**Work to be completed:** Check every line below for the string "days", and copy the lines that contain it.

-=-=-=-=-

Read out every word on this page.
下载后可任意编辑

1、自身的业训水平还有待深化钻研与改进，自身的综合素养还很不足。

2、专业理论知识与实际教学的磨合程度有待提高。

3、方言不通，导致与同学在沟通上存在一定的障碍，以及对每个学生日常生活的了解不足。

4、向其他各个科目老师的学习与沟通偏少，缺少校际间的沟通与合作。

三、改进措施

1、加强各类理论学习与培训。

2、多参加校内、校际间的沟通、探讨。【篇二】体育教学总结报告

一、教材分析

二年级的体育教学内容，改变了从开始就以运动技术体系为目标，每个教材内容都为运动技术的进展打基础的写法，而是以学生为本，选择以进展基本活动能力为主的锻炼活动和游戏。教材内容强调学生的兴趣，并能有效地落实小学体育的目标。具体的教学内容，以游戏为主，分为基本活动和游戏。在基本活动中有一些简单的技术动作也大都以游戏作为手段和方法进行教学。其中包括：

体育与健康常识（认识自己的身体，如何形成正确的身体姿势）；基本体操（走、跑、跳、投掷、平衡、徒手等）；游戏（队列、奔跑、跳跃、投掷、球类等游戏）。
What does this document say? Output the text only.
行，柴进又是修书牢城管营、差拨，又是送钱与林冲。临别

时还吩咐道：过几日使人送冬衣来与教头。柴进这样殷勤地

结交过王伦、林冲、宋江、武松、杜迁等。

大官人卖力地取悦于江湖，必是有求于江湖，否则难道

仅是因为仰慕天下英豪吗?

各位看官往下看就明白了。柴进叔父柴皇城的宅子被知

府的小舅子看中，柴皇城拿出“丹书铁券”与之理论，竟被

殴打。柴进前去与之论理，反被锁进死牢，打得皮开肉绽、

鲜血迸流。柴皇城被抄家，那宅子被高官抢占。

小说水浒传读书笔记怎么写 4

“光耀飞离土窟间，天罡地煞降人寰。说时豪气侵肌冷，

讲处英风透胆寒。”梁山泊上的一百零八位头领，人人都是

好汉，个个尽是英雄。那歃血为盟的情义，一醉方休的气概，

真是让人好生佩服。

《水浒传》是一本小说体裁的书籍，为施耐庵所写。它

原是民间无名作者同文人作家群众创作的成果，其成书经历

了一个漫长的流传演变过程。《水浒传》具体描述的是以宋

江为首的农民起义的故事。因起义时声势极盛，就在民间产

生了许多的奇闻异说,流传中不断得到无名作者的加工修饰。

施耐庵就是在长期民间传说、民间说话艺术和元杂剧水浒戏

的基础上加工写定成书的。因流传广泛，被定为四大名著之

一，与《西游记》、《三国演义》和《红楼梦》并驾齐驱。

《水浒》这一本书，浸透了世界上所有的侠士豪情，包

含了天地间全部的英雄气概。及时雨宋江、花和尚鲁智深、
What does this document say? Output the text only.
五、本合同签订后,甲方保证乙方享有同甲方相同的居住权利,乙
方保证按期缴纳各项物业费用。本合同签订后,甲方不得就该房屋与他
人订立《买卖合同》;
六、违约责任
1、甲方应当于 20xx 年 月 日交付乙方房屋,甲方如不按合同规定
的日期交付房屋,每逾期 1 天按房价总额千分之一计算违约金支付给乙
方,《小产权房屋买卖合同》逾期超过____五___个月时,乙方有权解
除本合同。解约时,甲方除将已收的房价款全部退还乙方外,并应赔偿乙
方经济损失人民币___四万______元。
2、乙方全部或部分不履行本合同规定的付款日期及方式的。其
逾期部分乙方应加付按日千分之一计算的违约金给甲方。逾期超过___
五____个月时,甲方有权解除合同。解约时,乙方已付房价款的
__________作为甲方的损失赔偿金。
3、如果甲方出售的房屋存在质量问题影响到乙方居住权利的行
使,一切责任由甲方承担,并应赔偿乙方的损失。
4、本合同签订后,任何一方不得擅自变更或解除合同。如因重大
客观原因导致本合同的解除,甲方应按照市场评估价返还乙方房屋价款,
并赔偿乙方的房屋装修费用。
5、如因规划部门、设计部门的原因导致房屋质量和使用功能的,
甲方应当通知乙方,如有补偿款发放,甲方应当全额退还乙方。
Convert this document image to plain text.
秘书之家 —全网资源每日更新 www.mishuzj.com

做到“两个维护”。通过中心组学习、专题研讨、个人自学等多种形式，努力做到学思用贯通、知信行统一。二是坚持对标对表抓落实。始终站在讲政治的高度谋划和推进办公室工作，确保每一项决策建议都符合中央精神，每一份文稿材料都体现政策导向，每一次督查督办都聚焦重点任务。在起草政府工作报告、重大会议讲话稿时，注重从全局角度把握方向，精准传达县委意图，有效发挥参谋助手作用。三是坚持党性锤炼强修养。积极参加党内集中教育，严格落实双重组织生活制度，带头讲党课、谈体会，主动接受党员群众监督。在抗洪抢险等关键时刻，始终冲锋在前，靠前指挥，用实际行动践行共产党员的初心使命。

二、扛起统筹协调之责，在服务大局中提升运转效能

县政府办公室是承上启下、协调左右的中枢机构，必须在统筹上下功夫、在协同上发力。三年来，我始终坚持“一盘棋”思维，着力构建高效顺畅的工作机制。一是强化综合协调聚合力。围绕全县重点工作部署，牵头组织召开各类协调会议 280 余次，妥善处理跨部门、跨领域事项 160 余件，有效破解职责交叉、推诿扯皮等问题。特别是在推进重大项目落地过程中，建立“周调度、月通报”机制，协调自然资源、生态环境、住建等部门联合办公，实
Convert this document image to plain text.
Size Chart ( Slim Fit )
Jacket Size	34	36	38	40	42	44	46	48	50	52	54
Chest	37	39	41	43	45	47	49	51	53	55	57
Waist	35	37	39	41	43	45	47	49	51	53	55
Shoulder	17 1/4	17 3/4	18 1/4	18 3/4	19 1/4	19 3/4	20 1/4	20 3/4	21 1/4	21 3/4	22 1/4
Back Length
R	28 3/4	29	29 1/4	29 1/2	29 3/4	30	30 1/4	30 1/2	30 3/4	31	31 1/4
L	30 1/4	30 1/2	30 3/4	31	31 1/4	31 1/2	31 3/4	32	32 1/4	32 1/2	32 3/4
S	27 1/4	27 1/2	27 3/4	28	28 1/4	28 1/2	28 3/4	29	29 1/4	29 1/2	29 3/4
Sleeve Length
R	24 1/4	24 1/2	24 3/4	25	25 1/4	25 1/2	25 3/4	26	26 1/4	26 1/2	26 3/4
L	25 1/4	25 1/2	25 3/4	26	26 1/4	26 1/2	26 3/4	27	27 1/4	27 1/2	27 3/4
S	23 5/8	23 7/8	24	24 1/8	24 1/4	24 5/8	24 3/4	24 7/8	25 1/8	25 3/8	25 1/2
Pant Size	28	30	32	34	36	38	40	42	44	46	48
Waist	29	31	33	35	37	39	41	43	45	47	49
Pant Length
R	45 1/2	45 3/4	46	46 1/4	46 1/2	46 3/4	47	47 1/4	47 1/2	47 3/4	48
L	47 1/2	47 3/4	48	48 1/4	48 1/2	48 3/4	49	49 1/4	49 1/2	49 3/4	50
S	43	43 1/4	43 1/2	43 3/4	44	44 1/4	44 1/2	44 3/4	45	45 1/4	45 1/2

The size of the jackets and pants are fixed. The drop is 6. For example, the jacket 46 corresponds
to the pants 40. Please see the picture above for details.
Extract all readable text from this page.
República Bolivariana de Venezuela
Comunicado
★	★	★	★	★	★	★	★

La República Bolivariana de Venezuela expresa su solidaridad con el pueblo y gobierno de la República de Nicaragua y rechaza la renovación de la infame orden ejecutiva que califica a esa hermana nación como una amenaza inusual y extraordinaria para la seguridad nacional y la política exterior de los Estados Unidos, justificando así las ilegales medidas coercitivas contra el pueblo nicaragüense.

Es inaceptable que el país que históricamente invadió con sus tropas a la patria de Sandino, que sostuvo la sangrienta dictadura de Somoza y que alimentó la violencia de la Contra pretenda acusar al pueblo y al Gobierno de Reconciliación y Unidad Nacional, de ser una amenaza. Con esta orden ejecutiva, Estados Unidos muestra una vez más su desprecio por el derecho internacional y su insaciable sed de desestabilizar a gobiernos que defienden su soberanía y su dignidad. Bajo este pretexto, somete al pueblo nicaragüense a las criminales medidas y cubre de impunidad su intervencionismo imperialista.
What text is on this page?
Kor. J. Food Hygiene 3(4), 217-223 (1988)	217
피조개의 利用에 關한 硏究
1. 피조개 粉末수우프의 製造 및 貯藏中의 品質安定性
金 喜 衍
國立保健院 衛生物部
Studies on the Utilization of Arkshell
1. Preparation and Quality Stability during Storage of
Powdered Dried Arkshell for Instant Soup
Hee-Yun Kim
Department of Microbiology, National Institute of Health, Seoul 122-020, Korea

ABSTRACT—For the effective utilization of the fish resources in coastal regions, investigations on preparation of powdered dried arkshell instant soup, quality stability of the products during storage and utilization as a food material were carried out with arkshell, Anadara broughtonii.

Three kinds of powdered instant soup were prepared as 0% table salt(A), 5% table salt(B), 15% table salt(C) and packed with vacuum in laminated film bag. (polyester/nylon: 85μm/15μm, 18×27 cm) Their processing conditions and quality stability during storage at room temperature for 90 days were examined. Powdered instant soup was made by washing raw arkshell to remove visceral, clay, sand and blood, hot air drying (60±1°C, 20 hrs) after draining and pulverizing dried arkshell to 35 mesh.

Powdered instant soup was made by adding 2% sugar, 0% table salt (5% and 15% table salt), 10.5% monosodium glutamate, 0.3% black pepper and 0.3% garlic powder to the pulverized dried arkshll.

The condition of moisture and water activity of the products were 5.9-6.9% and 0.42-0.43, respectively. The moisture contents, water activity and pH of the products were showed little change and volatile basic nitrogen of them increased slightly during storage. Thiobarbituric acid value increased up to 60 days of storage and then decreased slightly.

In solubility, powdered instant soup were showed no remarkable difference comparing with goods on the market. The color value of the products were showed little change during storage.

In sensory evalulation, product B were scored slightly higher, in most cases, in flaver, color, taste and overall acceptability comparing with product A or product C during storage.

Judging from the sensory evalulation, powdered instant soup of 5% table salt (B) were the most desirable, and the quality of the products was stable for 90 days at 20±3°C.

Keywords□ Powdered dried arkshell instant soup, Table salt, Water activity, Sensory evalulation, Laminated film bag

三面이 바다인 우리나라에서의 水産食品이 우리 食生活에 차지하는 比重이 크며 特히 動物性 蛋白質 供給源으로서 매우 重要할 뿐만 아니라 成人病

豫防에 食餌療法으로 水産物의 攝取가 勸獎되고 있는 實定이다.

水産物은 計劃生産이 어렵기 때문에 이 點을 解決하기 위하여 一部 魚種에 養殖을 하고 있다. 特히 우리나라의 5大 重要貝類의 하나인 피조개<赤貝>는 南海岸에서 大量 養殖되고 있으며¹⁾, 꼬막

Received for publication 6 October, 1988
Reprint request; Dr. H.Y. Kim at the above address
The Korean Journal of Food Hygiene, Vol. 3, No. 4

-=-=-=-=-

**In response:**
Three kinds of powdered instant soup were prepared as 0% table salt(A), 5% table salt(B), 15% table salt(C) and packed with vacuum in laminated film bag. (polyester/nylon: 85μm/15μm, 18×27 cm) Their processing conditions and quality stability during storage at room temperature for 90 days were examined. Powdered instant soup was made by washing raw arkshell to remove visceral, clay, sand and blood, hot air drying (60±1°C, 20 hrs) after draining and pulverizing dried arkshell to 35 mesh.
The condition of moisture and water activity of the products were 5.9-6.9% and 0.42-0.43, respectively. The moisture contents, water activity and pH of the products were showed little change and volatile basic nitrogen of them increased slightly during storage. Thiobarbituric acid value increased up to 60 days of storage and then decreased slightly.
Judging from the sensory evalulation, powdered instant soup of 5% table salt (B) were the most desirable, and the quality of the products was stable for 90 days at 20±3°C.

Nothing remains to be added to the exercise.